> [EXERCISE BRIEF]
Search the material below for the string "мити" and extract each line that has it.

INPUT ROWS start

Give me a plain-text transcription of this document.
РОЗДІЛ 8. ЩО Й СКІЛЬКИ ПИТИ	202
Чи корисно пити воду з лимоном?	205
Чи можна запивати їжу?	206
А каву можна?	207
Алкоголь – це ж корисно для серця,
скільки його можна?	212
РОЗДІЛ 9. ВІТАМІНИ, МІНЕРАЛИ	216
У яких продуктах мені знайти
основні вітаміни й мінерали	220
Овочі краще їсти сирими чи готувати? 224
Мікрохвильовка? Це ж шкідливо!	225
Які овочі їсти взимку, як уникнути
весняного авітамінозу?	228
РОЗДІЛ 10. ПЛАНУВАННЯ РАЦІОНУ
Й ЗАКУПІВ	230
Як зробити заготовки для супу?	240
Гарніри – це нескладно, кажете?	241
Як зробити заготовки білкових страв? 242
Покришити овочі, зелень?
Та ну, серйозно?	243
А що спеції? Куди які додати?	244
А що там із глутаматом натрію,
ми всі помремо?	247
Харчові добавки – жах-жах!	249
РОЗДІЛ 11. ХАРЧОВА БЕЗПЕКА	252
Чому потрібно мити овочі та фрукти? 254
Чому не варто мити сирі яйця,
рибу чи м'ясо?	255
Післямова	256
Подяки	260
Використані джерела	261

INPUT ROWS end
INPUT ROWS start

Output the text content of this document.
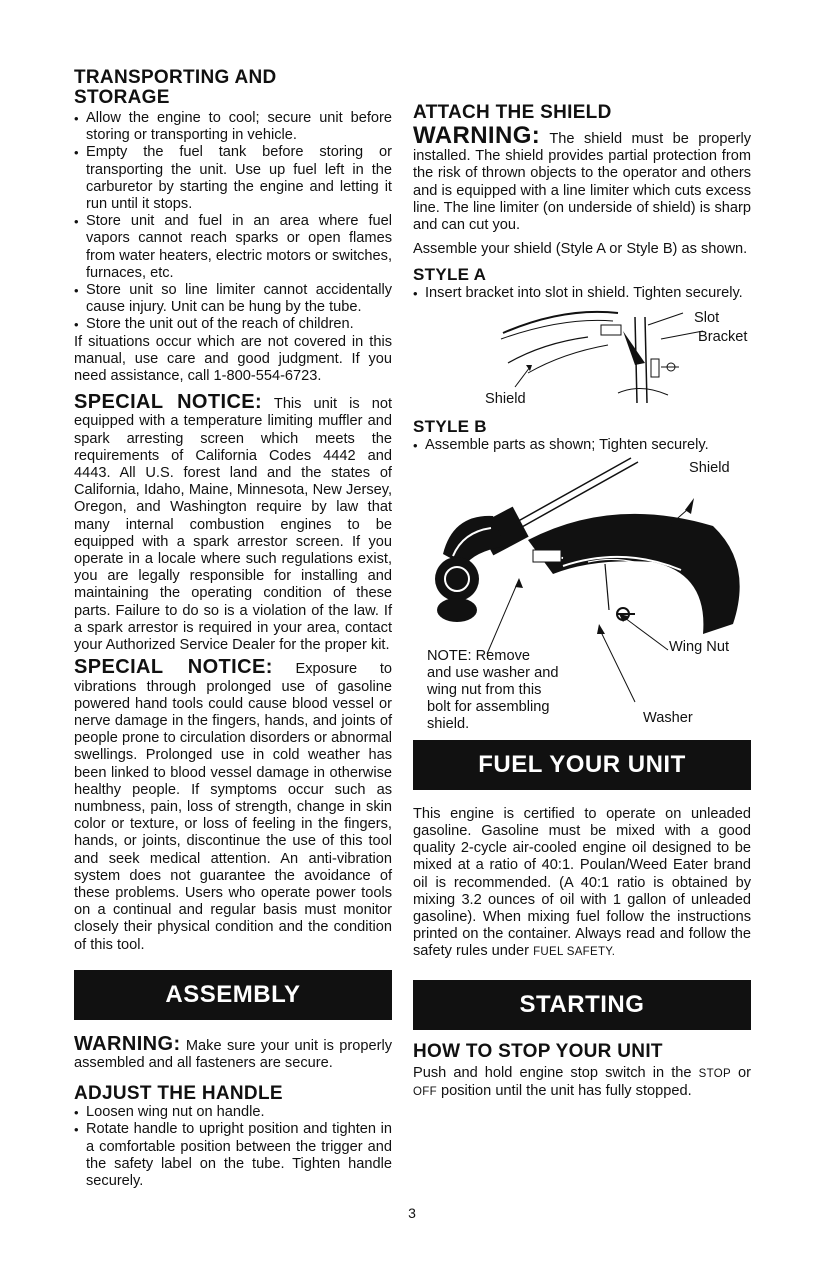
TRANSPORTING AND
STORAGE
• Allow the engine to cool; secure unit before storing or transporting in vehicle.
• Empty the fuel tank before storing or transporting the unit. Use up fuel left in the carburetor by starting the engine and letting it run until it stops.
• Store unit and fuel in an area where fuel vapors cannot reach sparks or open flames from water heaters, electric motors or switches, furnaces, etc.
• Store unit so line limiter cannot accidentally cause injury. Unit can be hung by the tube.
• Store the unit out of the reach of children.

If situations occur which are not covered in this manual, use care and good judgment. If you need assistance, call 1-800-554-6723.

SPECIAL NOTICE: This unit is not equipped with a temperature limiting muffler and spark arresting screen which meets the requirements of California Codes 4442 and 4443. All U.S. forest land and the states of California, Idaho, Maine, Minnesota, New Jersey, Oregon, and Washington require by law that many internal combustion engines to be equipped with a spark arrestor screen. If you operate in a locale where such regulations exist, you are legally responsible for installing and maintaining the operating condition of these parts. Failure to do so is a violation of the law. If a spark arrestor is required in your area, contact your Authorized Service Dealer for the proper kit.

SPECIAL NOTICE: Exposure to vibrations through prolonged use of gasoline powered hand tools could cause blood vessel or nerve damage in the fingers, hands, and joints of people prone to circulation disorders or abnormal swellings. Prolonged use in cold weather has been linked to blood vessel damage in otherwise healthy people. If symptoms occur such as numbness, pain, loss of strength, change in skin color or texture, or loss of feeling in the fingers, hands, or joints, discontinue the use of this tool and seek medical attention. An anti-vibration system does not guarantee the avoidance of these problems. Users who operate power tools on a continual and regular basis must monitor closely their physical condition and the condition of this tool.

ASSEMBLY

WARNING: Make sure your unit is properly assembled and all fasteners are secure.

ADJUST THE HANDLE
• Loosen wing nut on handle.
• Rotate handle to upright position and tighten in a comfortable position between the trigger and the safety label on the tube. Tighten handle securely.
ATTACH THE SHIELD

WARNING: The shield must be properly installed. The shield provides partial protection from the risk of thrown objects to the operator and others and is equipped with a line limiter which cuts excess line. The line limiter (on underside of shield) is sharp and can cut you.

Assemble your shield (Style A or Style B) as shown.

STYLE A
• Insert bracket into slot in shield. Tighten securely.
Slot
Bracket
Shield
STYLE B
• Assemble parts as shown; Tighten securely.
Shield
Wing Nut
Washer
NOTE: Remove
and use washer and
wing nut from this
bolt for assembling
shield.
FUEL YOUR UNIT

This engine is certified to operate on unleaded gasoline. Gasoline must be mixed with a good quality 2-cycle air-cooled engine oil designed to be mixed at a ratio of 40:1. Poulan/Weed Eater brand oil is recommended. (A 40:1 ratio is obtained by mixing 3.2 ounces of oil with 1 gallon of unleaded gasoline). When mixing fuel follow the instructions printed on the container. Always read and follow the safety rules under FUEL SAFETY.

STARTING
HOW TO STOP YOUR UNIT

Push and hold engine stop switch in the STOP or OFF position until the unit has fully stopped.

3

INPUT ROWS end

> [WORKED SOLUTION]
Чому потрібно мити овочі та фрукти? 254
Чому не варто мити сирі яйця,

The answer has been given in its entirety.